## begin Records for the exercise
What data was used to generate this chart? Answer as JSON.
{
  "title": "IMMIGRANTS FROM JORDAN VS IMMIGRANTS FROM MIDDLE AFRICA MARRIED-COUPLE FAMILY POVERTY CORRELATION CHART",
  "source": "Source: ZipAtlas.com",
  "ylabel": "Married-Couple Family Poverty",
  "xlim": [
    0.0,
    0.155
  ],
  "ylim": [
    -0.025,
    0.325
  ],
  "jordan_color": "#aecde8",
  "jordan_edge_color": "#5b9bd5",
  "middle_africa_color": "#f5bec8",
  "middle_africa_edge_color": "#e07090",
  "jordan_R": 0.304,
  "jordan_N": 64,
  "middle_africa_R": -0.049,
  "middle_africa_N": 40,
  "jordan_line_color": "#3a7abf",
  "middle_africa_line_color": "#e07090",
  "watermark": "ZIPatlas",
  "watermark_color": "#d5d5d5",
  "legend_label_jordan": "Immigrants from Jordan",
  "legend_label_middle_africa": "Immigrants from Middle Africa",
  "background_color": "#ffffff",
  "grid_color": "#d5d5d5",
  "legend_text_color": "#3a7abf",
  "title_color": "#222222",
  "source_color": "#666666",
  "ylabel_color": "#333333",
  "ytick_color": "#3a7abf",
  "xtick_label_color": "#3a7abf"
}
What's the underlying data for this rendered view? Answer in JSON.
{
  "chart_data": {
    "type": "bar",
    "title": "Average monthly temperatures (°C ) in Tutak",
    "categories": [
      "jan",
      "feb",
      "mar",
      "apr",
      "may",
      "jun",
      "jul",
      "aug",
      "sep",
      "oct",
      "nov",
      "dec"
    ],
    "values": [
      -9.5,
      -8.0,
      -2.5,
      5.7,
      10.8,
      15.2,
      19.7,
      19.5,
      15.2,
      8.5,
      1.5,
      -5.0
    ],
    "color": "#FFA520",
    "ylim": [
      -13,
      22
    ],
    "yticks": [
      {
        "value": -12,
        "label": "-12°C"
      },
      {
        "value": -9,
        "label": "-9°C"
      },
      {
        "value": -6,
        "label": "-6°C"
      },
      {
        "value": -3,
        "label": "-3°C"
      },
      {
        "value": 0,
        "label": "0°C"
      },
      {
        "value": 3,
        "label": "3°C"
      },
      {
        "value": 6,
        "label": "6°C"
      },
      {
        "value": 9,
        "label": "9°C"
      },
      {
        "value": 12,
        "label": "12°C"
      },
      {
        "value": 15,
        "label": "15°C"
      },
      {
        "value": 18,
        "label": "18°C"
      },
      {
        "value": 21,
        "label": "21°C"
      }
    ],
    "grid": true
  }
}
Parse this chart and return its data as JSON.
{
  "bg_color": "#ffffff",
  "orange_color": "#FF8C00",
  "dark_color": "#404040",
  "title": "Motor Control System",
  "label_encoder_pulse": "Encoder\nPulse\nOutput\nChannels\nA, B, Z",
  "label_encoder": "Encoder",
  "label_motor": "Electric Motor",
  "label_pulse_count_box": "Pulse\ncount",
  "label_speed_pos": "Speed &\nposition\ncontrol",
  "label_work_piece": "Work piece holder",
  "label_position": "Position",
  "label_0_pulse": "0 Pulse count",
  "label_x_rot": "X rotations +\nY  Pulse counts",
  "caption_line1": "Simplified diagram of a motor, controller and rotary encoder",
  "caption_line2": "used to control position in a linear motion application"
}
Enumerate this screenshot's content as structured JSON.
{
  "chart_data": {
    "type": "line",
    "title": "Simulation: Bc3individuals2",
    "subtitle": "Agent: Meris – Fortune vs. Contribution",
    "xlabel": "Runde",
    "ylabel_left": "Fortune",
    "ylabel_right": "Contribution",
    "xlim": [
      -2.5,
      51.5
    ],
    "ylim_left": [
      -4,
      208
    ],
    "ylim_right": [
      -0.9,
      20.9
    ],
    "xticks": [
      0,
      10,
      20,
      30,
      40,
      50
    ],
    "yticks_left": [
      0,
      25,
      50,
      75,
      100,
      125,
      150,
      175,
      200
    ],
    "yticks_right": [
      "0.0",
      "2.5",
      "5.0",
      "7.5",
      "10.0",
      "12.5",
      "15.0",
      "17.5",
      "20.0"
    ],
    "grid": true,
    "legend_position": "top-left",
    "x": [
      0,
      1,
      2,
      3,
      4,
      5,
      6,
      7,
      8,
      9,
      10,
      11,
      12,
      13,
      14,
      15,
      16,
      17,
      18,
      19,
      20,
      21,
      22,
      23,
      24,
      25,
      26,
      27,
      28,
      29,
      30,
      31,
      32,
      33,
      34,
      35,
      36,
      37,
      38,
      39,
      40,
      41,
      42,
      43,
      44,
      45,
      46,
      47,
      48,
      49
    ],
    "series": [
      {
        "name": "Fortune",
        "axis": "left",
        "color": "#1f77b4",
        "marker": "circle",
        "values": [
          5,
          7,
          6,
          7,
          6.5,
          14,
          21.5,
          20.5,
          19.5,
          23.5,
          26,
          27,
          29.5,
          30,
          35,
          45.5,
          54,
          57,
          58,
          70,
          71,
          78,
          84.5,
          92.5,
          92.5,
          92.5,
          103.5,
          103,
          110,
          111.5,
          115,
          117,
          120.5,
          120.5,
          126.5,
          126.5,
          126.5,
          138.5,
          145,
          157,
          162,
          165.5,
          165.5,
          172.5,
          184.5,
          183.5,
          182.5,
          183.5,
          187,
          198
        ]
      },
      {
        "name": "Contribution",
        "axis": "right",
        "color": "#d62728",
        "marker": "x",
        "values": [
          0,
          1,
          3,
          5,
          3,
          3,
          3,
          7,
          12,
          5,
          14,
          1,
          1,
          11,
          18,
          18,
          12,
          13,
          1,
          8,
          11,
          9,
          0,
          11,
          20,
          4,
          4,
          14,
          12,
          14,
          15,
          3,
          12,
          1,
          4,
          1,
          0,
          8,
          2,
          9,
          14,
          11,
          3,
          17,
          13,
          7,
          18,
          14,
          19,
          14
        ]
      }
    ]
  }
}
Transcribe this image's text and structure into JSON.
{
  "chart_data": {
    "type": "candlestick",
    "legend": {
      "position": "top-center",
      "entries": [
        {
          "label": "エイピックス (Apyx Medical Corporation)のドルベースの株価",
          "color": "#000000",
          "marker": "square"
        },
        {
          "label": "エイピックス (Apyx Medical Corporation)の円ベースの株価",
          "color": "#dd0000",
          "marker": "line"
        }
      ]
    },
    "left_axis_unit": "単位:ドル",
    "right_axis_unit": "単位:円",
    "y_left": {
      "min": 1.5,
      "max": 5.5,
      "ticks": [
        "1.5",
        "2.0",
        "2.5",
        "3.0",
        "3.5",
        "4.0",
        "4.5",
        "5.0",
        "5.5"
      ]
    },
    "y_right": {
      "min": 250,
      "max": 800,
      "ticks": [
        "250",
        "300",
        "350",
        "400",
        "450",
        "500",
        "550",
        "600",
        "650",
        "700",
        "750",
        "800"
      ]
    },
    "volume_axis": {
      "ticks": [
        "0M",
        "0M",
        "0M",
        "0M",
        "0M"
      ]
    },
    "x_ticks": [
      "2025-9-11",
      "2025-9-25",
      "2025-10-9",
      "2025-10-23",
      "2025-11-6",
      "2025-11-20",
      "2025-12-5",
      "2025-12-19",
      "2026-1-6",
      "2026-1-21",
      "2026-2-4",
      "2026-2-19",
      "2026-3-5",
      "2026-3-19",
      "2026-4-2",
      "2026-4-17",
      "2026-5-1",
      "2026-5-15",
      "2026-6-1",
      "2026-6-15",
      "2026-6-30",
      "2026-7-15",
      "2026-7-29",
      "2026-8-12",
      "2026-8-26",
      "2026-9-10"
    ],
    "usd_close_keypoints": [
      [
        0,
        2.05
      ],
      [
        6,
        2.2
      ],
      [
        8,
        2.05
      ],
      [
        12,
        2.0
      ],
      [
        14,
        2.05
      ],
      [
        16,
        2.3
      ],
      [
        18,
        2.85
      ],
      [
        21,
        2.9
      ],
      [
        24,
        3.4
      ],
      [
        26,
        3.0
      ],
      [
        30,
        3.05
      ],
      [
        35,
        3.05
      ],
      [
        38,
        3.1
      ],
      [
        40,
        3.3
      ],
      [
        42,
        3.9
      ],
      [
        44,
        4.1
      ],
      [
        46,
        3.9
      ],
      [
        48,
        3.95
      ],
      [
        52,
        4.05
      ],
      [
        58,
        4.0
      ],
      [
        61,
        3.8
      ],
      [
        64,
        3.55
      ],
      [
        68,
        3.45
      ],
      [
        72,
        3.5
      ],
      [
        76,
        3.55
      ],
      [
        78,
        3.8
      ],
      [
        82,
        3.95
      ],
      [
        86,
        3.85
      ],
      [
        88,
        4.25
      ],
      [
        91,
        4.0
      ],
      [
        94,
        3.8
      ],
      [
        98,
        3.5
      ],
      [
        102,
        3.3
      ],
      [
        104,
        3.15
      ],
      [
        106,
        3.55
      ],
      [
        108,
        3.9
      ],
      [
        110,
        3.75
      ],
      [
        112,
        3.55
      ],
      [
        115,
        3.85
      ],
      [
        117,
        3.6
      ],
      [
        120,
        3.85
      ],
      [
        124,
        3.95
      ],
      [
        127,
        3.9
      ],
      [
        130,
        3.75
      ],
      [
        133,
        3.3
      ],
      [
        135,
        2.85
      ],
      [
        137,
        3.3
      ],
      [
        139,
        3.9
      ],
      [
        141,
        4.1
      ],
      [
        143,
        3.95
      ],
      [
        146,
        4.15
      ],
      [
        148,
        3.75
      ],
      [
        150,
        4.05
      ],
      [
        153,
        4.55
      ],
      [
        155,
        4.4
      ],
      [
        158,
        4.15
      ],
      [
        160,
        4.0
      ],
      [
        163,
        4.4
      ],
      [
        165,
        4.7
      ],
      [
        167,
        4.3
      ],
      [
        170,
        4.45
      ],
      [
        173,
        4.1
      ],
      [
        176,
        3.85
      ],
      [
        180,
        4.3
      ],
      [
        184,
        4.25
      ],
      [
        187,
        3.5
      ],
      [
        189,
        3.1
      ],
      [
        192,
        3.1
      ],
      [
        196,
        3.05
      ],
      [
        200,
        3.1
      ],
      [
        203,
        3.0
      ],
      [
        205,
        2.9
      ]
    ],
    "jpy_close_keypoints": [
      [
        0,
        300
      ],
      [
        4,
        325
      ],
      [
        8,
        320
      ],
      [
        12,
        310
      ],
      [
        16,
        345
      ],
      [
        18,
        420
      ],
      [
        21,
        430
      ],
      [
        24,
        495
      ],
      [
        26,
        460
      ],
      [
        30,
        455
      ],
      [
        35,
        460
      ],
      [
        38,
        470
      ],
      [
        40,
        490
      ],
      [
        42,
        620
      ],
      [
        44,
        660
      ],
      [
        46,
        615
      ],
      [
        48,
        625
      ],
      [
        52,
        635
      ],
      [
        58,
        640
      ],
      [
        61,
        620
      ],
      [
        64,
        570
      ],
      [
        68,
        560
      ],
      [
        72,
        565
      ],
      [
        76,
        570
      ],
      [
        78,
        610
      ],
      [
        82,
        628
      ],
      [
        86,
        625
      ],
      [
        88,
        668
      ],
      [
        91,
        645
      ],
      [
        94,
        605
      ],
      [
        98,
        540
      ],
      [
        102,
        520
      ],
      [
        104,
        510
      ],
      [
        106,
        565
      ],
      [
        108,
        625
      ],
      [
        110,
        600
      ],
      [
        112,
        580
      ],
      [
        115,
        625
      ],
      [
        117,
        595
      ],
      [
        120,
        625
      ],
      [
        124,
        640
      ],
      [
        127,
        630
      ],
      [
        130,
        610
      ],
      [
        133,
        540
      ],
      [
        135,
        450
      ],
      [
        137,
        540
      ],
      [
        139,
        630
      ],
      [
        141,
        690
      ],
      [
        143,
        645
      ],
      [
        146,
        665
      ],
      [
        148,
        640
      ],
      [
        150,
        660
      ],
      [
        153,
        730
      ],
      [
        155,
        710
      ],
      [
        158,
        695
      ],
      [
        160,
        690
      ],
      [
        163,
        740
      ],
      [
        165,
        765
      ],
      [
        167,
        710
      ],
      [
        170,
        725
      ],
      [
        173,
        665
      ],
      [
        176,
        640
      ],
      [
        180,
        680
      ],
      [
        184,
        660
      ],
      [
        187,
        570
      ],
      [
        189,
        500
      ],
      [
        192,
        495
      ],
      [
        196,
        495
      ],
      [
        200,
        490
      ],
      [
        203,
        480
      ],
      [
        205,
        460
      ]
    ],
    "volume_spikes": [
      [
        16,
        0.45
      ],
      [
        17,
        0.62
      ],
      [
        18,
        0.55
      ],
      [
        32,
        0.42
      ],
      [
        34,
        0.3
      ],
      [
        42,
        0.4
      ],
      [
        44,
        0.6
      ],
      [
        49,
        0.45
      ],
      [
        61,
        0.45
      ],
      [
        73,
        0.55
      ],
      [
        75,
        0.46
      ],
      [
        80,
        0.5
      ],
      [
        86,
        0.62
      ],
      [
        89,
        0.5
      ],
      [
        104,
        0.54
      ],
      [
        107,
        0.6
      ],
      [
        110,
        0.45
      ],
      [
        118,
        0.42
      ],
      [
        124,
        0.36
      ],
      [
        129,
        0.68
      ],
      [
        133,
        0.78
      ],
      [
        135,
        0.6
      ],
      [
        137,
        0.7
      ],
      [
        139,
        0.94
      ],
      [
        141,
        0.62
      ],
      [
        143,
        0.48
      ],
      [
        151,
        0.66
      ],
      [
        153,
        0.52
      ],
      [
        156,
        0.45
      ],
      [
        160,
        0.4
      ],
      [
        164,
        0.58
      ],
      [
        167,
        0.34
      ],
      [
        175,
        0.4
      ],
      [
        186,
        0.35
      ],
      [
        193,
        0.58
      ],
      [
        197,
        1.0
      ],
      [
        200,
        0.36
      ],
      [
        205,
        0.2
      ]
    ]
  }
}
## end Records for the exercise
Instruction: From the records above, copy every line that holds the word "ffffff".

The answer:
  "background_color": "#ffffff",
  "bg_color": "#ffffff",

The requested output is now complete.